WHAT THE TASK REQUIRES: Convert everything from the start of the entries down to the line containing "circle-icon [355, 906, 372, 923]" into a JSON list of strings, one string per line, omitting blank lines.

(Collection entries)
——————

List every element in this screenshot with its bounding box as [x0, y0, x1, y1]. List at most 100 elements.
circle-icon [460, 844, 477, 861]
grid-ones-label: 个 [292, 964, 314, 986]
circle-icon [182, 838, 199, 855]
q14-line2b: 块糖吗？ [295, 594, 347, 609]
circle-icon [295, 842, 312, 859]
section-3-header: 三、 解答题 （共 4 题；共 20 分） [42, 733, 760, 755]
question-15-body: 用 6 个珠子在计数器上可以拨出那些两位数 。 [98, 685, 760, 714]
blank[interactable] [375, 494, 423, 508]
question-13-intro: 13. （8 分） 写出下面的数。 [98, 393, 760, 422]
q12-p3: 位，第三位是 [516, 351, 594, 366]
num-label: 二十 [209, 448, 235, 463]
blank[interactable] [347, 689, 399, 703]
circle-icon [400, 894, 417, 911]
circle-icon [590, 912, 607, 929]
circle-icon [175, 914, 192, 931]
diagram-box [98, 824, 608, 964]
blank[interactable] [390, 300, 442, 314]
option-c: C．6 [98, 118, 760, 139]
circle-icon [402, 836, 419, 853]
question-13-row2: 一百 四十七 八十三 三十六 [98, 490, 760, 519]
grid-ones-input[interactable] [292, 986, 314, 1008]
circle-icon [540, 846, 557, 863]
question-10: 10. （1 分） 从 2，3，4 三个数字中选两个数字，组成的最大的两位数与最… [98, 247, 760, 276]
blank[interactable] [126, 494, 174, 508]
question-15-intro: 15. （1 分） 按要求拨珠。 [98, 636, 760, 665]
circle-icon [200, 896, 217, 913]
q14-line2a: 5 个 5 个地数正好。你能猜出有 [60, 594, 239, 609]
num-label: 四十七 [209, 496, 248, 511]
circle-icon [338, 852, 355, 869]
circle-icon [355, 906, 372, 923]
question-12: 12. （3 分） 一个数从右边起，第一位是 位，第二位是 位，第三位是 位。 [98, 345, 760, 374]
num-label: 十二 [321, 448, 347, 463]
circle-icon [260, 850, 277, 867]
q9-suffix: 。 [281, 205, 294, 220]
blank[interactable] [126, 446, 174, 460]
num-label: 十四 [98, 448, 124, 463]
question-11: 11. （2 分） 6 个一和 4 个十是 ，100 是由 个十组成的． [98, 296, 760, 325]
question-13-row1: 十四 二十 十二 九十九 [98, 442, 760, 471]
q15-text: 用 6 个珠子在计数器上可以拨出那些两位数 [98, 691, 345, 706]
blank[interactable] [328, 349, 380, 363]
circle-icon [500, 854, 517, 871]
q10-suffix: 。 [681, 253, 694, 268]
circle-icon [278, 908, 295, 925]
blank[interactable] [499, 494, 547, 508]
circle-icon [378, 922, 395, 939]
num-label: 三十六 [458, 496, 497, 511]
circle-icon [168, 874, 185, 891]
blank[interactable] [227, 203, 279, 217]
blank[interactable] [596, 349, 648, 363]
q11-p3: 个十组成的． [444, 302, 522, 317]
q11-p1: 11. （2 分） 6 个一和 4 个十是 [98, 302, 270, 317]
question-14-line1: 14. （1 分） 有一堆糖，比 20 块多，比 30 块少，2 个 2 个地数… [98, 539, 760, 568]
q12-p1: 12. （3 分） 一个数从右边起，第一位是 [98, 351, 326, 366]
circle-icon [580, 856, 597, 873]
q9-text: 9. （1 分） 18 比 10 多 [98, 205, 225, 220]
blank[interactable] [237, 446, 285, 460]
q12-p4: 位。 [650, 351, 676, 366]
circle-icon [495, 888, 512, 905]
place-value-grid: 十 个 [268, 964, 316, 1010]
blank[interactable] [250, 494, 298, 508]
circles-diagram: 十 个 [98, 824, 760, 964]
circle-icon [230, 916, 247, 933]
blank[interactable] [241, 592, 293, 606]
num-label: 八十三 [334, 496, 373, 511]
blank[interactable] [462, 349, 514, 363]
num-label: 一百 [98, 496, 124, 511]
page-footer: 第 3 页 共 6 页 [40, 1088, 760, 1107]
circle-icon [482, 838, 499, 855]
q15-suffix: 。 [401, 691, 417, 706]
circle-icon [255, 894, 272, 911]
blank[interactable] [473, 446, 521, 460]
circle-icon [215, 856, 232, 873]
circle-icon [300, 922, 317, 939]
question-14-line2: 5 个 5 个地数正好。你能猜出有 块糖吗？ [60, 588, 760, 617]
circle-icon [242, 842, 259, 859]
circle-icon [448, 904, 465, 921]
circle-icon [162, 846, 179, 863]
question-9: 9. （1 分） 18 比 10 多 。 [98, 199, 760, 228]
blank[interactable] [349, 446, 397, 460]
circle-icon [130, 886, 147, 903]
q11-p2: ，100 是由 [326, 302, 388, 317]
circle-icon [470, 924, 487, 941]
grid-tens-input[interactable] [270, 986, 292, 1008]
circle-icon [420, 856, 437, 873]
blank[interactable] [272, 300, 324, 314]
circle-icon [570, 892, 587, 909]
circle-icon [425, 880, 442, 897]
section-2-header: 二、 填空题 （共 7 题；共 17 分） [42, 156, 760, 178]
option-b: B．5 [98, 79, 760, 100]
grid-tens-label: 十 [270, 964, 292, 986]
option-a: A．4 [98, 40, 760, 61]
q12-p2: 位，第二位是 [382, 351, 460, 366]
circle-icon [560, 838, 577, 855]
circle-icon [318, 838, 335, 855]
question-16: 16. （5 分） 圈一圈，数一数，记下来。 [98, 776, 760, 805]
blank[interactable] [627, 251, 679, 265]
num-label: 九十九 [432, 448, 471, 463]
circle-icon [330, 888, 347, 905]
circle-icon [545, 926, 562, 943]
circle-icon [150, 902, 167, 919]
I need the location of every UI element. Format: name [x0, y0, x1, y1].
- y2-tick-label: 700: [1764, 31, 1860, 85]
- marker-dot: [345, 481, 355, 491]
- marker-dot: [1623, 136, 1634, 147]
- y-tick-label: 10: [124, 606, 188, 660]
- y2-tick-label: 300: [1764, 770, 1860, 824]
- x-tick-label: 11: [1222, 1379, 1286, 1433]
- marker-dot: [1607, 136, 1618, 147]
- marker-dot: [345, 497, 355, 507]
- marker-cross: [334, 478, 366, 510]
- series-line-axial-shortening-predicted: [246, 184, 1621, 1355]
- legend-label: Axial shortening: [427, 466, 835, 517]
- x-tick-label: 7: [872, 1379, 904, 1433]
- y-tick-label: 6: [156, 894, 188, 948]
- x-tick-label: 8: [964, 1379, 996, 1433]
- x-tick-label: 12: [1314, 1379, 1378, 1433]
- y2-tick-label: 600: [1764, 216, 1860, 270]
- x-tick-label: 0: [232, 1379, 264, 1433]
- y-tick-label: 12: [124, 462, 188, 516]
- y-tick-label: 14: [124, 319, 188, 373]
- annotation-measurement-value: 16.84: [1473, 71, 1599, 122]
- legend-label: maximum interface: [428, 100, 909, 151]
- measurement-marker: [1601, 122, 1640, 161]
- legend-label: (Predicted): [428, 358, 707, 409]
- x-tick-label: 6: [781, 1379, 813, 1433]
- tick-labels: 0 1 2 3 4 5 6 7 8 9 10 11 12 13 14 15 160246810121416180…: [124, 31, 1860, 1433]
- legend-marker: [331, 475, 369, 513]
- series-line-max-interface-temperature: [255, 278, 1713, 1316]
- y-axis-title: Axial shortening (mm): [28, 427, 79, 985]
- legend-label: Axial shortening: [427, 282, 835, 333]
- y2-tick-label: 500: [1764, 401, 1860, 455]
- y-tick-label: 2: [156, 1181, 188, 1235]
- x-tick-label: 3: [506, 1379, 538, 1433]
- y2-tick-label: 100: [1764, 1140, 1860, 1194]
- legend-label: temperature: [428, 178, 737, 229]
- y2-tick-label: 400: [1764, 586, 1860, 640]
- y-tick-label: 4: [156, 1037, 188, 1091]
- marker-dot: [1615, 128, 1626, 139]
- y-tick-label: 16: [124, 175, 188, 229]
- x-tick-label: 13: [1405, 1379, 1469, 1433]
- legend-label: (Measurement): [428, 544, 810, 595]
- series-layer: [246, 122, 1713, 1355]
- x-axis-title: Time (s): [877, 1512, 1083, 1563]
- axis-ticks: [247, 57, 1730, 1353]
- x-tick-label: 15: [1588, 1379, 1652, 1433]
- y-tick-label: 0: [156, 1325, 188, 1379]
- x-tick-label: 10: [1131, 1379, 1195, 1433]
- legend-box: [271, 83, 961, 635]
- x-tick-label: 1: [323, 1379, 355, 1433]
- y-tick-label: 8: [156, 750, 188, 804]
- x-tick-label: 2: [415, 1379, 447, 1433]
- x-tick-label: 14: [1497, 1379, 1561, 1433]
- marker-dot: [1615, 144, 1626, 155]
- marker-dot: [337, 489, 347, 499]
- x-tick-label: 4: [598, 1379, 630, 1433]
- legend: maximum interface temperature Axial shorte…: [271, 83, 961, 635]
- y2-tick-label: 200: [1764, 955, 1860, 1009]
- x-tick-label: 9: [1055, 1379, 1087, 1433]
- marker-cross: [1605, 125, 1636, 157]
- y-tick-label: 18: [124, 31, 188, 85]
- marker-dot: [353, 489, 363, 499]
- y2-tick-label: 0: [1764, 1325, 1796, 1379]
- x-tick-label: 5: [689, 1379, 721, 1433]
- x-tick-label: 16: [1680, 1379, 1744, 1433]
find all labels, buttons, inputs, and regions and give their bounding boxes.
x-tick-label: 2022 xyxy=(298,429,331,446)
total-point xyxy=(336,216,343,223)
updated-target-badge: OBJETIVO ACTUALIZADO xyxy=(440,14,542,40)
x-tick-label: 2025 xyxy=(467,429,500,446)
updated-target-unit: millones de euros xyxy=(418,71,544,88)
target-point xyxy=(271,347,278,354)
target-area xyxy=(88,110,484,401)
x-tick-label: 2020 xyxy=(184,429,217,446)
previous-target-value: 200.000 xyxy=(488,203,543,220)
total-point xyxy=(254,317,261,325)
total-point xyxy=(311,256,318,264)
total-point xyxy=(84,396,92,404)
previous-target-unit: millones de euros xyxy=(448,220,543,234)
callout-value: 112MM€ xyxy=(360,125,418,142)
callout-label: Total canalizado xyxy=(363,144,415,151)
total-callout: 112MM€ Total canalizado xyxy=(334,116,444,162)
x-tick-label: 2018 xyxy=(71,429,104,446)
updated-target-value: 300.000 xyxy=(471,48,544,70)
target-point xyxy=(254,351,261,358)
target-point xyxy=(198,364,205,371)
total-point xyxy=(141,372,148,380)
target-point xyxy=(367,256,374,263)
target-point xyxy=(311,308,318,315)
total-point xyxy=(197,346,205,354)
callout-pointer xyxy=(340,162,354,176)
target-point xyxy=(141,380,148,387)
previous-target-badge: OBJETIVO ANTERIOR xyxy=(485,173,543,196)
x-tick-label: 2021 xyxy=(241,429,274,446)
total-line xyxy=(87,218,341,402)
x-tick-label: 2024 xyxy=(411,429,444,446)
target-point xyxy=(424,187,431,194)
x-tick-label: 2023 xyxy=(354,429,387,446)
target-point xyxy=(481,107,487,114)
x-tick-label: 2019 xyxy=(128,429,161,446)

——————

IN RESPONSE:
[
  "List every element in this screenshot with its bounding box as [x0, y0, x1, y1]. List at most 100 elements.",
  "circle-icon [460, 844, 477, 861]",
  "grid-ones-label: 个 [292, 964, 314, 986]",
  "circle-icon [182, 838, 199, 855]",
  "q14-line2b: 块糖吗？ [295, 594, 347, 609]",
  "circle-icon [295, 842, 312, 859]",
  "section-3-header: 三、 解答题 （共 4 题；共 20 分） [42, 733, 760, 755]",
  "question-15-body: 用 6 个珠子在计数器上可以拨出那些两位数 。 [98, 685, 760, 714]",
  "blank[interactable] [375, 494, 423, 508]",
  "question-13-intro: 13. （8 分） 写出下面的数。 [98, 393, 760, 422]",
  "q12-p3: 位，第三位是 [516, 351, 594, 366]",
  "num-label: 二十 [209, 448, 235, 463]",
  "blank[interactable] [347, 689, 399, 703]",
  "circle-icon [400, 894, 417, 911]",
  "circle-icon [590, 912, 607, 929]",
  "circle-icon [175, 914, 192, 931]",
  "diagram-box [98, 824, 608, 964]",
  "blank[interactable] [390, 300, 442, 314]",
  "option-c: C．6 [98, 118, 760, 139]",
  "circle-icon [402, 836, 419, 853]",
  "question-13-row2: 一百 四十七 八十三 三十六 [98, 490, 760, 519]",
  "grid-ones-input[interactable] [292, 986, 314, 1008]",
  "circle-icon [540, 846, 557, 863]",
  "question-10: 10. （1 分） 从 2，3，4 三个数字中选两个数字，组成的最大的两位数与最… [98, 247, 760, 276]",
  "blank[interactable] [126, 494, 174, 508]",
  "question-15-intro: 15. （1 分） 按要求拨珠。 [98, 636, 760, 665]",
  "circle-icon [200, 896, 217, 913]",
  "q14-line2a: 5 个 5 个地数正好。你能猜出有 [60, 594, 239, 609]",
  "num-label: 四十七 [209, 496, 248, 511]",
  "circle-icon [338, 852, 355, 869]",
  "circle-icon [355, 906, 372, 923]"
]